**Dataset rows**:
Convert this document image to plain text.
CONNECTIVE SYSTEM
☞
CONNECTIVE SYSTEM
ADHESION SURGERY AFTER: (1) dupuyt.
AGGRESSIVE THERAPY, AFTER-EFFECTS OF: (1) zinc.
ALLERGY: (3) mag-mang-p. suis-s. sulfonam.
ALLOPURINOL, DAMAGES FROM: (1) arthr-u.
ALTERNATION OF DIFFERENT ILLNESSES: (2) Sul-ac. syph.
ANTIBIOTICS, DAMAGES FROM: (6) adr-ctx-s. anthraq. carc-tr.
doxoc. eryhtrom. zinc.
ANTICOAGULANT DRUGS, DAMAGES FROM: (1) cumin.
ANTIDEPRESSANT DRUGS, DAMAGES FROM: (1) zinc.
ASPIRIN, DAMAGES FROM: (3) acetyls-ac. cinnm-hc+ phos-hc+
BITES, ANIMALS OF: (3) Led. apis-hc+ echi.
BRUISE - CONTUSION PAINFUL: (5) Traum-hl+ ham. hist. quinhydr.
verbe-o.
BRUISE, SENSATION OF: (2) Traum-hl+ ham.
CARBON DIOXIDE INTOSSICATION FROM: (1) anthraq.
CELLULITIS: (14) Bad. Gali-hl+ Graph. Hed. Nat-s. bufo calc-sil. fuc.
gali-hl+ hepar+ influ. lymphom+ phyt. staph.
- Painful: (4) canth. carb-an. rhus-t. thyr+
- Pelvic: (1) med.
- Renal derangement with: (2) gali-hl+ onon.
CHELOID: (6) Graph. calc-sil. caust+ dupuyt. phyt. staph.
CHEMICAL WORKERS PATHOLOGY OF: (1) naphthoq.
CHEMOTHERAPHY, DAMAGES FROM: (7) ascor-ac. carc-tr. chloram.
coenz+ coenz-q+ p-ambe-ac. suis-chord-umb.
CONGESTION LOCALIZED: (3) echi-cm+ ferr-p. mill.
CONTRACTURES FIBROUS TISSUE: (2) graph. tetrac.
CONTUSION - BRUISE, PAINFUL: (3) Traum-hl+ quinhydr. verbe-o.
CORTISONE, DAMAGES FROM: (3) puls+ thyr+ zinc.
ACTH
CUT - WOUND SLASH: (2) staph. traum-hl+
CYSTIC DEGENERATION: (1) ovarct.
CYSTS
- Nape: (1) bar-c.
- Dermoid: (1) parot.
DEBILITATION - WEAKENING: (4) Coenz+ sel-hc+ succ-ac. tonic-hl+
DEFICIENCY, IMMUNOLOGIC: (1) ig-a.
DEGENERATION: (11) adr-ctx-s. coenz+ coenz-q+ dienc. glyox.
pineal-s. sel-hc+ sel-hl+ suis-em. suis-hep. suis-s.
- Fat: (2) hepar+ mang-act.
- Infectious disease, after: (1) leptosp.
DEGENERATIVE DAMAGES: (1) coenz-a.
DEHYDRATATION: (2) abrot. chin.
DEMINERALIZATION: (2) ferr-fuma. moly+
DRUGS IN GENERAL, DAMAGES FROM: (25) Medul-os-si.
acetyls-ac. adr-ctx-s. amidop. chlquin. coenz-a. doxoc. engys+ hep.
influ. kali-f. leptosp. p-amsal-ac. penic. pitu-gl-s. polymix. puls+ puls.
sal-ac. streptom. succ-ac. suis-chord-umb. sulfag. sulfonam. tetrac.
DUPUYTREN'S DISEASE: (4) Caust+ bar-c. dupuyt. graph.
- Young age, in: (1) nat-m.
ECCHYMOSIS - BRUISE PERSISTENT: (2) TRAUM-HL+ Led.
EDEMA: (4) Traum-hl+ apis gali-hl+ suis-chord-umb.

**Aim of the task**:
All of the data needs to be reproduced exactly, with no line missing.

**Problem solution**:
Convert this document image to plain text.
CONNECTIVE SYSTEM
☞
CONNECTIVE SYSTEM
ADHESION SURGERY AFTER: (1) dupuyt.
AGGRESSIVE THERAPY, AFTER-EFFECTS OF: (1) zinc.
ALLERGY: (3) mag-mang-p. suis-s. sulfonam.
ALLOPURINOL, DAMAGES FROM: (1) arthr-u.
ALTERNATION OF DIFFERENT ILLNESSES: (2) Sul-ac. syph.
ANTIBIOTICS, DAMAGES FROM: (6) adr-ctx-s. anthraq. carc-tr.
doxoc. eryhtrom. zinc.
ANTICOAGULANT DRUGS, DAMAGES FROM: (1) cumin.
ANTIDEPRESSANT DRUGS, DAMAGES FROM: (1) zinc.
ASPIRIN, DAMAGES FROM: (3) acetyls-ac. cinnm-hc+ phos-hc+
BITES, ANIMALS OF: (3) Led. apis-hc+ echi.
BRUISE - CONTUSION PAINFUL: (5) Traum-hl+ ham. hist. quinhydr.
verbe-o.
BRUISE, SENSATION OF: (2) Traum-hl+ ham.
CARBON DIOXIDE INTOSSICATION FROM: (1) anthraq.
CELLULITIS: (14) Bad. Gali-hl+ Graph. Hed. Nat-s. bufo calc-sil. fuc.
gali-hl+ hepar+ influ. lymphom+ phyt. staph.
- Painful: (4) canth. carb-an. rhus-t. thyr+
- Pelvic: (1) med.
- Renal derangement with: (2) gali-hl+ onon.
CHELOID: (6) Graph. calc-sil. caust+ dupuyt. phyt. staph.
CHEMICAL WORKERS PATHOLOGY OF: (1) naphthoq.
CHEMOTHERAPHY, DAMAGES FROM: (7) ascor-ac. carc-tr. chloram.
coenz+ coenz-q+ p-ambe-ac. suis-chord-umb.
CONGESTION LOCALIZED: (3) echi-cm+ ferr-p. mill.
CONTRACTURES FIBROUS TISSUE: (2) graph. tetrac.
CONTUSION - BRUISE, PAINFUL: (3) Traum-hl+ quinhydr. verbe-o.
CORTISONE, DAMAGES FROM: (3) puls+ thyr+ zinc.
ACTH
CUT - WOUND SLASH: (2) staph. traum-hl+
CYSTIC DEGENERATION: (1) ovarct.
CYSTS
- Nape: (1) bar-c.
- Dermoid: (1) parot.
DEBILITATION - WEAKENING: (4) Coenz+ sel-hc+ succ-ac. tonic-hl+
DEFICIENCY, IMMUNOLOGIC: (1) ig-a.
DEGENERATION: (11) adr-ctx-s. coenz+ coenz-q+ dienc. glyox.
pineal-s. sel-hc+ sel-hl+ suis-em. suis-hep. suis-s.
- Fat: (2) hepar+ mang-act.
- Infectious disease, after: (1) leptosp.
DEGENERATIVE DAMAGES: (1) coenz-a.
DEHYDRATATION: (2) abrot. chin.
DEMINERALIZATION: (2) ferr-fuma. moly+
DRUGS IN GENERAL, DAMAGES FROM: (25) Medul-os-si.
acetyls-ac. adr-ctx-s. amidop. chlquin. coenz-a. doxoc. engys+ hep.
influ. kali-f. leptosp. p-amsal-ac. penic. pitu-gl-s. polymix. puls+ puls.
sal-ac. streptom. succ-ac. suis-chord-umb. sulfag. sulfonam. tetrac.
DUPUYTREN'S DISEASE: (4) Caust+ bar-c. dupuyt. graph.
- Young age, in: (1) nat-m.
ECCHYMOSIS - BRUISE PERSISTENT: (2) TRAUM-HL+ Led.
EDEMA: (4) Traum-hl+ apis gali-hl+ suis-chord-umb.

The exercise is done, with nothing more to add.